• _TO BE DONE_:
Please give the listing again in its entirety, exactly as written.

• _ROWS_:
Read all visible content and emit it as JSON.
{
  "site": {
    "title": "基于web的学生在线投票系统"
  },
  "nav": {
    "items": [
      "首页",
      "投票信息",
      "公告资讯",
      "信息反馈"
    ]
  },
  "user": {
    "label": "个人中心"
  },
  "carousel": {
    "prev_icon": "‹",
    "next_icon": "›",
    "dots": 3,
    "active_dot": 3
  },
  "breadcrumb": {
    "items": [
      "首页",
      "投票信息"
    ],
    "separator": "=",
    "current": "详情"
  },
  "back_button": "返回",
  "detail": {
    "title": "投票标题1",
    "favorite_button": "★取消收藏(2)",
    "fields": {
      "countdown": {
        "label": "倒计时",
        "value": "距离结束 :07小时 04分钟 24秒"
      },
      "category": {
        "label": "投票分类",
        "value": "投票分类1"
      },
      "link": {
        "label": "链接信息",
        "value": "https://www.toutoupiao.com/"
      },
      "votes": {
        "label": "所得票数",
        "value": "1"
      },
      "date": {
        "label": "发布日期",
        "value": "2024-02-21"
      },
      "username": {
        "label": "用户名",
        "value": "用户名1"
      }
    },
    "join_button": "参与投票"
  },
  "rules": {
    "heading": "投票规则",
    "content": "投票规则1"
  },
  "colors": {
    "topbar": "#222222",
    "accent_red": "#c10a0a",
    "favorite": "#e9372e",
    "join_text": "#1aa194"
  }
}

• _OUTPUT OF THE EXERCISE_:
Read all visible content and emit it as JSON.
{
  "site": {
    "title": "基于web的学生在线投票系统"
  },
  "nav": {
    "items": [
      "首页",
      "投票信息",
      "公告资讯",
      "信息反馈"
    ]
  },
  "user": {
    "label": "个人中心"
  },
  "carousel": {
    "prev_icon": "‹",
    "next_icon": "›",
    "dots": 3,
    "active_dot": 3
  },
  "breadcrumb": {
    "items": [
      "首页",
      "投票信息"
    ],
    "separator": "=",
    "current": "详情"
  },
  "back_button": "返回",
  "detail": {
    "title": "投票标题1",
    "favorite_button": "★取消收藏(2)",
    "fields": {
      "countdown": {
        "label": "倒计时",
        "value": "距离结束 :07小时 04分钟 24秒"
      },
      "category": {
        "label": "投票分类",
        "value": "投票分类1"
      },
      "link": {
        "label": "链接信息",
        "value": "https://www.toutoupiao.com/"
      },
      "votes": {
        "label": "所得票数",
        "value": "1"
      },
      "date": {
        "label": "发布日期",
        "value": "2024-02-21"
      },
      "username": {
        "label": "用户名",
        "value": "用户名1"
      }
    },
    "join_button": "参与投票"
  },
  "rules": {
    "heading": "投票规则",
    "content": "投票规则1"
  },
  "colors": {
    "topbar": "#222222",
    "accent_red": "#c10a0a",
    "favorite": "#e9372e",
    "join_text": "#1aa194"
  }
}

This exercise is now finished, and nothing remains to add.